Extracted records:
=====

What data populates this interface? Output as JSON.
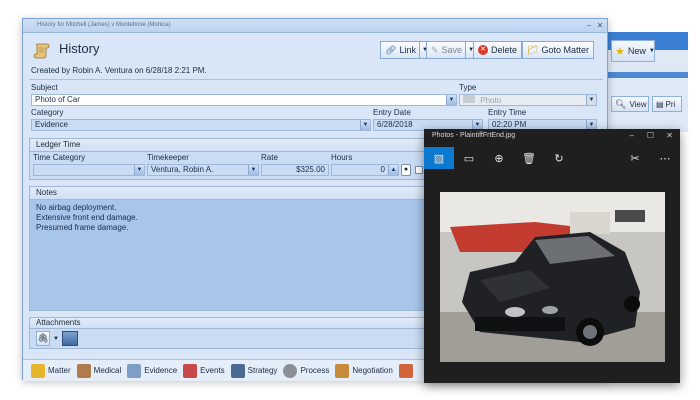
{
  "background_app": {
    "new_label": "New",
    "view_label": "View",
    "print_label": "Pri"
  },
  "window": {
    "title": "History for Mitchell (James) v Montebose (Monica)",
    "heading": "History",
    "created_by": "Created by Robin A. Ventura on 6/28/18 2:21 PM."
  },
  "toolbar": {
    "link_label": "Link",
    "save_label": "Save",
    "delete_label": "Delete",
    "goto_label": "Goto Matter"
  },
  "form": {
    "subject_label": "Subject",
    "subject_value": "Photo of Car",
    "type_label": "Type",
    "type_value": "Photo",
    "category_label": "Category",
    "category_value": "Evidence",
    "entry_date_label": "Entry Date",
    "entry_date_value": "6/28/2018",
    "entry_time_label": "Entry Time",
    "entry_time_value": "02:20 PM"
  },
  "ledger": {
    "section_label": "Ledger Time",
    "time_category_label": "Time Category",
    "time_category_value": "",
    "timekeeper_label": "Timekeeper",
    "timekeeper_value": "Ventura, Robin A.",
    "rate_label": "Rate",
    "rate_value": "$325.00",
    "hours_label": "Hours",
    "hours_value": "0"
  },
  "notes": {
    "section_label": "Notes",
    "lines": [
      "No airbag deployment.",
      "Extensive front end damage.",
      "Presumed frame damage."
    ]
  },
  "attachments": {
    "section_label": "Attachments"
  },
  "bottom_nav": [
    "Matter",
    "Medical",
    "Evidence",
    "Events",
    "Strategy",
    "Process",
    "Negotiation"
  ],
  "photos": {
    "title": "Photos - PlaintiffFrtEnd.jpg"
  },
  "colors": {
    "accent": "#0b7ad0",
    "window_bg": "#d8e6f7",
    "field_highlight": "#c9dcf4"
  }
}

=====

Return each line exactly as written. Any picture gets left out.

What data populates this interface? Output as JSON.
{
  "background_app": {
    "new_label": "New",
    "view_label": "View",
    "print_label": "Pri"
  },
  "window": {
    "title": "History for Mitchell (James) v Montebose (Monica)",
    "heading": "History",
    "created_by": "Created by Robin A. Ventura on 6/28/18 2:21 PM."
  },
  "toolbar": {
    "link_label": "Link",
    "save_label": "Save",
    "delete_label": "Delete",
    "goto_label": "Goto Matter"
  },
  "form": {
    "subject_label": "Subject",
    "subject_value": "Photo of Car",
    "type_label": "Type",
    "type_value": "Photo",
    "category_label": "Category",
    "category_value": "Evidence",
    "entry_date_label": "Entry Date",
    "entry_date_value": "6/28/2018",
    "entry_time_label": "Entry Time",
    "entry_time_value": "02:20 PM"
  },
  "ledger": {
    "section_label": "Ledger Time",
    "time_category_label": "Time Category",
    "time_category_value": "",
    "timekeeper_label": "Timekeeper",
    "timekeeper_value": "Ventura, Robin A.",
    "rate_label": "Rate",
    "rate_value": "$325.00",
    "hours_label": "Hours",
    "hours_value": "0"
  },
  "notes": {
    "section_label": "Notes",
    "lines": [
      "No airbag deployment.",
      "Extensive front end damage.",
      "Presumed frame damage."
    ]
  },
  "attachments": {
    "section_label": "Attachments"
  },
  "bottom_nav": [
    "Matter",
    "Medical",
    "Evidence",
    "Events",
    "Strategy",
    "Process",
    "Negotiation"
  ],
  "photos": {
    "title": "Photos - PlaintiffFrtEnd.jpg"
  },
  "colors": {
    "accent": "#0b7ad0",
    "window_bg": "#d8e6f7",
    "field_highlight": "#c9dcf4"
  }
}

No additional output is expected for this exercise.